OBJECTIVE
Please convert everything in the material from the line containing "x-tick-label: 2020-07: [189, 655, 218, 663]" down to the line containing "y-tick-label: 2000: [752, 710, 777, 721]", both included, into a JSON list of strings with one string per line and blank lines left out.

EXCERPTED RECORDS

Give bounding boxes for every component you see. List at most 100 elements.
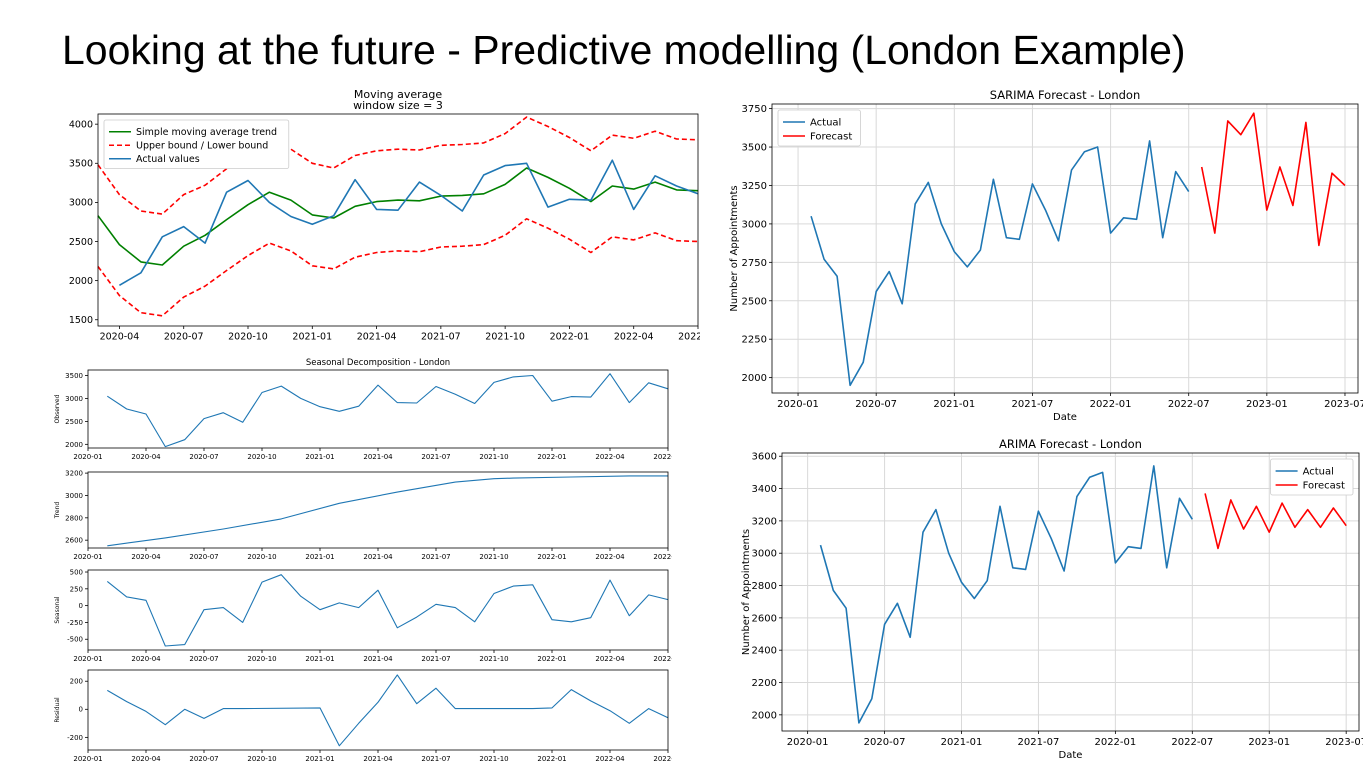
x-tick-label: 2020-07: [189, 655, 218, 663]
x-tick-label: 2022-04: [595, 553, 625, 561]
x-tick-label: 2022-01: [1090, 399, 1132, 410]
chart-title: ARIMA Forecast - London: [999, 437, 1142, 451]
series-line-forecast: [1200, 112, 1346, 247]
y-tick-label: 0: [79, 602, 83, 610]
series-line-actual-values: [118, 159, 699, 286]
y-tick-label: 1500: [69, 315, 93, 326]
y-tick-label: 2500: [69, 237, 93, 248]
legend-box: [777, 109, 861, 147]
y-tick-label: 2000: [752, 710, 777, 721]
x-axis-label: Date: [1053, 412, 1077, 423]
x-tick-label: 2020-01: [73, 755, 102, 763]
legend-label: Forecast: [810, 132, 852, 143]
x-tick-label: 2022-07: [653, 755, 672, 763]
y-tick-label: 3250: [742, 181, 767, 192]
series-line-forecast: [1204, 493, 1347, 550]
x-tick-label: 2021-01: [941, 737, 983, 748]
x-tick-label: 2022-07: [653, 655, 672, 663]
y-tick-label: 3000: [742, 219, 767, 230]
x-tick-label: 2021-01: [305, 453, 334, 461]
y-tick-label: 2000: [742, 373, 767, 384]
plot-frame: [771, 103, 1359, 394]
legend-box: [103, 119, 290, 169]
x-tick-label: 2021-04: [363, 755, 393, 763]
x-tick-label: 2023-07: [1325, 737, 1363, 748]
x-tick-label: 2022-01: [550, 332, 590, 343]
x-tick-label: 2020-04: [131, 453, 161, 461]
x-tick-label: 2022-07: [678, 332, 700, 343]
y-tick-label: 3600: [752, 452, 777, 463]
x-tick-label: 2021-01: [305, 553, 334, 561]
chart-subtitle: window size = 3: [353, 99, 443, 112]
x-tick-label: 2021-01: [933, 399, 975, 410]
y-tick-label: 2000: [69, 276, 93, 287]
x-tick-label: 2021-01: [292, 332, 332, 343]
y-tick-label: 2250: [742, 335, 767, 346]
y-tick-label: 2600: [752, 613, 777, 624]
y-tick-label: 500: [70, 568, 83, 576]
x-tick-label: 2020-04: [131, 553, 161, 561]
x-tick-label: 2022-04: [595, 755, 625, 763]
x-tick-label: 2020-07: [855, 399, 897, 410]
x-tick-label: 2020-01: [73, 553, 102, 561]
legend-box: [1270, 458, 1354, 496]
x-tick-label: 2023-01: [1246, 399, 1288, 410]
plot-frame: [97, 113, 699, 327]
plot-frame: [87, 669, 669, 751]
y-axis-label: Number of Appointments: [741, 529, 752, 655]
y-tick-label: 2000: [65, 441, 83, 449]
arima-forecast-chart: ARIMA Forecast - London 2000 2200 2400 2600 2…: [741, 437, 1363, 761]
x-tick-label: 2021-10: [485, 332, 525, 343]
x-tick-label: 2022-07: [653, 453, 672, 461]
y-tick-label: 2750: [742, 258, 767, 269]
y-tick-label: 2600: [65, 537, 83, 545]
x-tick-label: 2020-10: [247, 655, 276, 663]
series-line-unnamed-0: [106, 574, 669, 647]
y-tick-label: 3000: [752, 549, 777, 560]
x-tick-label: 2022-07: [653, 553, 672, 561]
x-tick-label: 2022-01: [537, 553, 566, 561]
x-tick-label: 2020-01: [73, 655, 102, 663]
y-tick-label: 3500: [69, 159, 93, 170]
x-tick-label: 2020-07: [164, 332, 204, 343]
x-tick-label: 2020-10: [228, 332, 268, 343]
chart-title: Seasonal Decomposition - London: [306, 358, 450, 368]
y-axis-label: Residual: [54, 697, 61, 723]
y-tick-label: 0: [79, 706, 83, 714]
x-tick-label: 2021-07: [421, 332, 461, 343]
chart-title: SARIMA Forecast - London: [990, 88, 1140, 102]
x-tick-label: 2021-07: [421, 655, 450, 663]
y-tick-label: 3000: [65, 395, 83, 403]
legend-label: Simple moving average trend: [136, 127, 277, 138]
y-tick-label: 2400: [752, 646, 777, 657]
series-line-actual: [810, 140, 1190, 387]
series-line-unnamed-0: [107, 674, 669, 747]
x-tick-label: 2021-01: [305, 755, 334, 763]
x-tick-label: 2021-10: [479, 655, 508, 663]
series-line-unnamed-0: [106, 373, 669, 448]
seasonal-seasonal-chart: -500 -250 0 250 500 2020-01 2020-04 2020-07 2020…: [54, 568, 672, 663]
x-tick-label: 2020-07: [189, 453, 218, 461]
x-tick-label: 2021-04: [363, 453, 393, 461]
series-line-unnamed-2: [97, 218, 699, 317]
x-tick-label: 2021-04: [357, 332, 397, 343]
x-tick-label: 2020-04: [131, 755, 161, 763]
y-tick-label: -200: [67, 734, 83, 742]
x-tick-label: 2022-01: [1094, 737, 1136, 748]
y-tick-label: 3000: [69, 198, 93, 209]
series-line-simple-moving-average-trend: [97, 167, 699, 266]
series-line-actual: [819, 465, 1193, 724]
y-tick-label: 3200: [65, 470, 83, 478]
x-tick-label: 2022-07: [1171, 737, 1213, 748]
x-tick-label: 2022-01: [537, 453, 566, 461]
seasonal-observed-chart: Seasonal Decomposition - London 2000 2500 3…: [54, 358, 672, 461]
y-tick-label: 3400: [752, 484, 777, 495]
x-tick-label: 2021-10: [479, 553, 508, 561]
y-tick-label: -500: [67, 636, 83, 644]
x-tick-label: 2021-10: [479, 755, 508, 763]
legend-label: Upper bound / Lower bound: [136, 141, 268, 152]
y-tick-label: 2800: [65, 514, 83, 522]
series-line-unnamed-0: [107, 475, 668, 547]
x-tick-label: 2022-04: [595, 453, 625, 461]
x-tick-label: 2021-07: [421, 755, 450, 763]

RESULT FOR THIS TASK
[
  "x-tick-label: 2020-07: [189, 655, 218, 663]",
  "x-tick-label: 2022-04: [595, 553, 625, 561]",
  "x-tick-label: 2022-01: [1090, 399, 1132, 410]",
  "chart-title: ARIMA Forecast - London: [999, 437, 1142, 451]",
  "series-line-forecast: [1200, 112, 1346, 247]",
  "y-tick-label: 0: [79, 602, 83, 610]",
  "series-line-actual-values: [118, 159, 699, 286]",
  "y-tick-label: 1500: [69, 315, 93, 326]",
  "y-tick-label: 2500: [69, 237, 93, 248]",
  "legend-box: [777, 109, 861, 147]",
  "y-tick-label: 2000: [752, 710, 777, 721]"
]